___ MATERIAL PROVIDED

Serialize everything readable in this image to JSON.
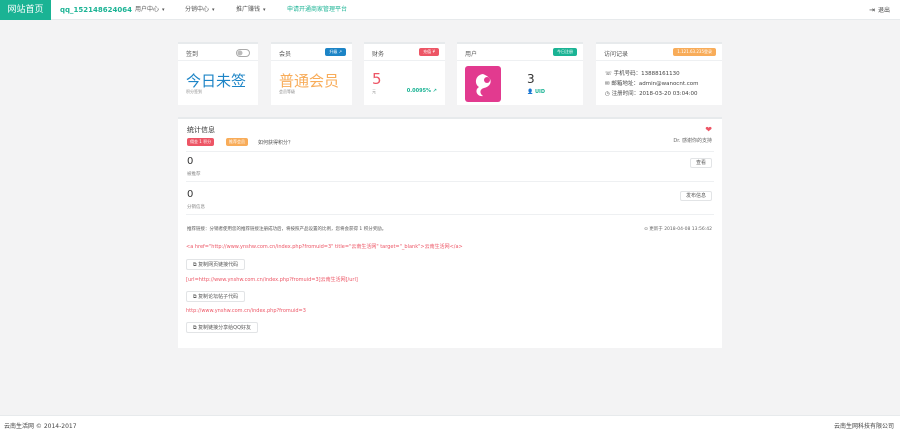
{
  "colors": {
    "accent": "#1ab394",
    "primary": "#1c84c6",
    "danger": "#ed5565",
    "warning": "#f8ac59",
    "pink": "#e23a8f"
  },
  "nav": {
    "home": "网站首页",
    "qq": "qq_152148624064",
    "items": [
      "用户中心",
      "分销中心",
      "推广赚钱"
    ],
    "partner": "申请开通商家管理平台",
    "logout": "退出",
    "logout_icon": "sign-out-icon"
  },
  "cards": {
    "checkin": {
      "title": "签到",
      "value": "今日未签",
      "sub": "积分签到",
      "icon": "toggle-icon"
    },
    "member": {
      "title": "会员",
      "badge": "升级 ↗",
      "value": "普通会员",
      "sub": "会员等级"
    },
    "finance": {
      "title": "财务",
      "badge": "充值 ¥",
      "value": "5",
      "sub": "元",
      "rate": "0.0095% ↗"
    },
    "users": {
      "title": "用户",
      "badge": "今日注册",
      "value": "3",
      "sub": "UID",
      "avatar_icon": "pink-avatar-logo"
    },
    "access": {
      "title": "访问记录",
      "badge": "1.121.63.235登录",
      "phone": "手机号码：13888161130",
      "email": "邮箱地址：admin@wanocnt.com",
      "time": "注册时间：2018-03-20 03:04:00"
    }
  },
  "stats": {
    "title": "统计信息",
    "tags": [
      "佣金 1 积分",
      "推荐会员"
    ],
    "help": "如何获得积分？",
    "heart_icon": "heart-icon",
    "thanks": "Dr. 感谢你的支持",
    "count1": "0",
    "count1_label": "被推荐",
    "view_btn": "查看",
    "count2": "0",
    "count2_label": "分销信息",
    "publish_btn": "发布信息",
    "notice": "推荐链接：分销者使用您的推荐链接注册成功后，将按照产品设置的比例，您将会获得 1 积分奖励。",
    "updated": "⊙ 更新于 2018-04-08 13:56:42",
    "html_code": "<a href=\"http://www.ynshw.com.cn/index.php?fromuid=3\" title=\"云南生活网\" target=\"_blank\">云南生活网</a>",
    "copy_html": "复制网页链接代码",
    "ubb_code": "[url=http://www.ynshw.com.cn/index.php?fromuid=3]云南生活网[/url]",
    "copy_ubb": "复制论坛帖子代码",
    "url_code": "http://www.ynshw.com.cn/index.php?fromuid=3",
    "copy_qq": "复制链接分享给QQ好友"
  },
  "footer": {
    "left": "云南生活网 © 2014-2017",
    "right": "云南生网科技有限公司"
  }
}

______

__DIRECTIONS FOR THIS TASK__
Using the material above, return every line exactly as it appears, minus the pictures.

__ANSWER FOR THIS EXERCISE__
Serialize everything readable in this image to JSON.
{
  "colors": {
    "accent": "#1ab394",
    "primary": "#1c84c6",
    "danger": "#ed5565",
    "warning": "#f8ac59",
    "pink": "#e23a8f"
  },
  "nav": {
    "home": "网站首页",
    "qq": "qq_152148624064",
    "items": [
      "用户中心",
      "分销中心",
      "推广赚钱"
    ],
    "partner": "申请开通商家管理平台",
    "logout": "退出",
    "logout_icon": "sign-out-icon"
  },
  "cards": {
    "checkin": {
      "title": "签到",
      "value": "今日未签",
      "sub": "积分签到",
      "icon": "toggle-icon"
    },
    "member": {
      "title": "会员",
      "badge": "升级 ↗",
      "value": "普通会员",
      "sub": "会员等级"
    },
    "finance": {
      "title": "财务",
      "badge": "充值 ¥",
      "value": "5",
      "sub": "元",
      "rate": "0.0095% ↗"
    },
    "users": {
      "title": "用户",
      "badge": "今日注册",
      "value": "3",
      "sub": "UID",
      "avatar_icon": "pink-avatar-logo"
    },
    "access": {
      "title": "访问记录",
      "badge": "1.121.63.235登录",
      "phone": "手机号码：13888161130",
      "email": "邮箱地址：admin@wanocnt.com",
      "time": "注册时间：2018-03-20 03:04:00"
    }
  },
  "stats": {
    "title": "统计信息",
    "tags": [
      "佣金 1 积分",
      "推荐会员"
    ],
    "help": "如何获得积分？",
    "heart_icon": "heart-icon",
    "thanks": "Dr. 感谢你的支持",
    "count1": "0",
    "count1_label": "被推荐",
    "view_btn": "查看",
    "count2": "0",
    "count2_label": "分销信息",
    "publish_btn": "发布信息",
    "notice": "推荐链接：分销者使用您的推荐链接注册成功后，将按照产品设置的比例，您将会获得 1 积分奖励。",
    "updated": "⊙ 更新于 2018-04-08 13:56:42",
    "html_code": "<a href=\"http://www.ynshw.com.cn/index.php?fromuid=3\" title=\"云南生活网\" target=\"_blank\">云南生活网</a>",
    "copy_html": "复制网页链接代码",
    "ubb_code": "[url=http://www.ynshw.com.cn/index.php?fromuid=3]云南生活网[/url]",
    "copy_ubb": "复制论坛帖子代码",
    "url_code": "http://www.ynshw.com.cn/index.php?fromuid=3",
    "copy_qq": "复制链接分享给QQ好友"
  },
  "footer": {
    "left": "云南生活网 © 2014-2017",
    "right": "云南生网科技有限公司"
  }
}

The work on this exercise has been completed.